Data items
==========
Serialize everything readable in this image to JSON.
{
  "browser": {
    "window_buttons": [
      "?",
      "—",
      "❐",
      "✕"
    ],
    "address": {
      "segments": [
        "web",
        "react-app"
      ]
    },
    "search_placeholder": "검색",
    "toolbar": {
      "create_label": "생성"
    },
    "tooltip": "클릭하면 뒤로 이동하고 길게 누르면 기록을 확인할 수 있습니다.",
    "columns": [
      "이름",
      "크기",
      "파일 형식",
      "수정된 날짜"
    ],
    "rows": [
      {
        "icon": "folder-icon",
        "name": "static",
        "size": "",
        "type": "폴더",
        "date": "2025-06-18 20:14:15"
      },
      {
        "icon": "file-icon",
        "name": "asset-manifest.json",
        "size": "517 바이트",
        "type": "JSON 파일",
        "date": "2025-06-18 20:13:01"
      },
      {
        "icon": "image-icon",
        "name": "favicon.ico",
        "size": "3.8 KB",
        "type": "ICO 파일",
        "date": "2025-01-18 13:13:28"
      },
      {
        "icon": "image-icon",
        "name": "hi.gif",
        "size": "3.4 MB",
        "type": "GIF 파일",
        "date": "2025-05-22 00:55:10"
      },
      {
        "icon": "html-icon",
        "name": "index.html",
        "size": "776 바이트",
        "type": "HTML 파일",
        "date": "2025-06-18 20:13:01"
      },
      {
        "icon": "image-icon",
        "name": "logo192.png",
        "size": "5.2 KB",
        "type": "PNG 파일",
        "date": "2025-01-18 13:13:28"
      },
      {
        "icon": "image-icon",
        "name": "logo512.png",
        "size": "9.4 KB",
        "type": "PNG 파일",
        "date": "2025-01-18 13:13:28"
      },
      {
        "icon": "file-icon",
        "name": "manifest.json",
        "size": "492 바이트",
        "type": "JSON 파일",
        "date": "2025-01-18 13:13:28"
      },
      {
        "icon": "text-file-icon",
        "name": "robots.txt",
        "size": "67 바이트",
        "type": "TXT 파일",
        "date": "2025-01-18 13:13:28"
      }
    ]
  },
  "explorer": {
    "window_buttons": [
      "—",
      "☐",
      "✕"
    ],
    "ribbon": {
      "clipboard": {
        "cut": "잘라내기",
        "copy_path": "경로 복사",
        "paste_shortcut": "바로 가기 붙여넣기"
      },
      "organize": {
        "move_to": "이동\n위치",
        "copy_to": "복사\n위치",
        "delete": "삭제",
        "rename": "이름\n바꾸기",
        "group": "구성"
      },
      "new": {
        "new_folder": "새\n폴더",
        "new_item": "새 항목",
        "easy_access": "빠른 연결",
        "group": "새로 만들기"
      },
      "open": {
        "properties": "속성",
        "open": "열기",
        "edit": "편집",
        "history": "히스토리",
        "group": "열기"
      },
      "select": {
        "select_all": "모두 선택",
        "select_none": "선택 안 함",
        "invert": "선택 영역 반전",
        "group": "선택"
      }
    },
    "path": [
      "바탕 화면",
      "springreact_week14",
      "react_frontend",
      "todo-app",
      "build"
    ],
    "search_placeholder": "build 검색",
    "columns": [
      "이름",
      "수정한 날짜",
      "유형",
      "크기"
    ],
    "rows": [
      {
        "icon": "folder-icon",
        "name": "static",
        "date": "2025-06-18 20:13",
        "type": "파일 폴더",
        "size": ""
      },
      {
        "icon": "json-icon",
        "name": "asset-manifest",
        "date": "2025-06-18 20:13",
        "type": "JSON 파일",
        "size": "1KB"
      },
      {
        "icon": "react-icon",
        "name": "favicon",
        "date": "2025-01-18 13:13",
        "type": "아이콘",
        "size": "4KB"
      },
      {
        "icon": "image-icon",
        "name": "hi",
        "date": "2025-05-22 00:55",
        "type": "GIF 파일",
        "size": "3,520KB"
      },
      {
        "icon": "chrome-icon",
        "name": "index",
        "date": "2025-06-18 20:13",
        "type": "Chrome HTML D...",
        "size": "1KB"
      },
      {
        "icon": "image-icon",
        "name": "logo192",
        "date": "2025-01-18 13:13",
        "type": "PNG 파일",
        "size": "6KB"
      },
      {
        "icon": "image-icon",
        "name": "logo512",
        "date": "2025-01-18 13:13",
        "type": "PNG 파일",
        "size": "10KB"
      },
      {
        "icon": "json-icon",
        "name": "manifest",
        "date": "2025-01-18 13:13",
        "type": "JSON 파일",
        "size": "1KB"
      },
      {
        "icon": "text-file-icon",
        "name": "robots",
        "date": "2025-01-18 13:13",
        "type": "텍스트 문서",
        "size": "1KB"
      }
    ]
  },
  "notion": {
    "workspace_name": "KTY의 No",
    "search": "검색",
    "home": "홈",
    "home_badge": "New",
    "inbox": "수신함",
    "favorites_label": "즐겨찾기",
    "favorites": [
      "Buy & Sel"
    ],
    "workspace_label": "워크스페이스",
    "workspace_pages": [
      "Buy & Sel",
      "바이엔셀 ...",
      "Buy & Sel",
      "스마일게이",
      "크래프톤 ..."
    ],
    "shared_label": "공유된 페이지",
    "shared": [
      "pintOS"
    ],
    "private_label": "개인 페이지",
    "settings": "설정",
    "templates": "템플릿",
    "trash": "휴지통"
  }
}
==========
> _YOUR TASK_: All of the material above needs to be copied exactly.

> _ANSWER FOR THE TASK_:
Serialize everything readable in this image to JSON.
{
  "browser": {
    "window_buttons": [
      "?",
      "—",
      "❐",
      "✕"
    ],
    "address": {
      "segments": [
        "web",
        "react-app"
      ]
    },
    "search_placeholder": "검색",
    "toolbar": {
      "create_label": "생성"
    },
    "tooltip": "클릭하면 뒤로 이동하고 길게 누르면 기록을 확인할 수 있습니다.",
    "columns": [
      "이름",
      "크기",
      "파일 형식",
      "수정된 날짜"
    ],
    "rows": [
      {
        "icon": "folder-icon",
        "name": "static",
        "size": "",
        "type": "폴더",
        "date": "2025-06-18 20:14:15"
      },
      {
        "icon": "file-icon",
        "name": "asset-manifest.json",
        "size": "517 바이트",
        "type": "JSON 파일",
        "date": "2025-06-18 20:13:01"
      },
      {
        "icon": "image-icon",
        "name": "favicon.ico",
        "size": "3.8 KB",
        "type": "ICO 파일",
        "date": "2025-01-18 13:13:28"
      },
      {
        "icon": "image-icon",
        "name": "hi.gif",
        "size": "3.4 MB",
        "type": "GIF 파일",
        "date": "2025-05-22 00:55:10"
      },
      {
        "icon": "html-icon",
        "name": "index.html",
        "size": "776 바이트",
        "type": "HTML 파일",
        "date": "2025-06-18 20:13:01"
      },
      {
        "icon": "image-icon",
        "name": "logo192.png",
        "size": "5.2 KB",
        "type": "PNG 파일",
        "date": "2025-01-18 13:13:28"
      },
      {
        "icon": "image-icon",
        "name": "logo512.png",
        "size": "9.4 KB",
        "type": "PNG 파일",
        "date": "2025-01-18 13:13:28"
      },
      {
        "icon": "file-icon",
        "name": "manifest.json",
        "size": "492 바이트",
        "type": "JSON 파일",
        "date": "2025-01-18 13:13:28"
      },
      {
        "icon": "text-file-icon",
        "name": "robots.txt",
        "size": "67 바이트",
        "type": "TXT 파일",
        "date": "2025-01-18 13:13:28"
      }
    ]
  },
  "explorer": {
    "window_buttons": [
      "—",
      "☐",
      "✕"
    ],
    "ribbon": {
      "clipboard": {
        "cut": "잘라내기",
        "copy_path": "경로 복사",
        "paste_shortcut": "바로 가기 붙여넣기"
      },
      "organize": {
        "move_to": "이동\n위치",
        "copy_to": "복사\n위치",
        "delete": "삭제",
        "rename": "이름\n바꾸기",
        "group": "구성"
      },
      "new": {
        "new_folder": "새\n폴더",
        "new_item": "새 항목",
        "easy_access": "빠른 연결",
        "group": "새로 만들기"
      },
      "open": {
        "properties": "속성",
        "open": "열기",
        "edit": "편집",
        "history": "히스토리",
        "group": "열기"
      },
      "select": {
        "select_all": "모두 선택",
        "select_none": "선택 안 함",
        "invert": "선택 영역 반전",
        "group": "선택"
      }
    },
    "path": [
      "바탕 화면",
      "springreact_week14",
      "react_frontend",
      "todo-app",
      "build"
    ],
    "search_placeholder": "build 검색",
    "columns": [
      "이름",
      "수정한 날짜",
      "유형",
      "크기"
    ],
    "rows": [
      {
        "icon": "folder-icon",
        "name": "static",
        "date": "2025-06-18 20:13",
        "type": "파일 폴더",
        "size": ""
      },
      {
        "icon": "json-icon",
        "name": "asset-manifest",
        "date": "2025-06-18 20:13",
        "type": "JSON 파일",
        "size": "1KB"
      },
      {
        "icon": "react-icon",
        "name": "favicon",
        "date": "2025-01-18 13:13",
        "type": "아이콘",
        "size": "4KB"
      },
      {
        "icon": "image-icon",
        "name": "hi",
        "date": "2025-05-22 00:55",
        "type": "GIF 파일",
        "size": "3,520KB"
      },
      {
        "icon": "chrome-icon",
        "name": "index",
        "date": "2025-06-18 20:13",
        "type": "Chrome HTML D...",
        "size": "1KB"
      },
      {
        "icon": "image-icon",
        "name": "logo192",
        "date": "2025-01-18 13:13",
        "type": "PNG 파일",
        "size": "6KB"
      },
      {
        "icon": "image-icon",
        "name": "logo512",
        "date": "2025-01-18 13:13",
        "type": "PNG 파일",
        "size": "10KB"
      },
      {
        "icon": "json-icon",
        "name": "manifest",
        "date": "2025-01-18 13:13",
        "type": "JSON 파일",
        "size": "1KB"
      },
      {
        "icon": "text-file-icon",
        "name": "robots",
        "date": "2025-01-18 13:13",
        "type": "텍스트 문서",
        "size": "1KB"
      }
    ]
  },
  "notion": {
    "workspace_name": "KTY의 No",
    "search": "검색",
    "home": "홈",
    "home_badge": "New",
    "inbox": "수신함",
    "favorites_label": "즐겨찾기",
    "favorites": [
      "Buy & Sel"
    ],
    "workspace_label": "워크스페이스",
    "workspace_pages": [
      "Buy & Sel",
      "바이엔셀 ...",
      "Buy & Sel",
      "스마일게이",
      "크래프톤 ..."
    ],
    "shared_label": "공유된 페이지",
    "shared": [
      "pintOS"
    ],
    "private_label": "개인 페이지",
    "settings": "설정",
    "templates": "템플릿",
    "trash": "휴지통"
  }
}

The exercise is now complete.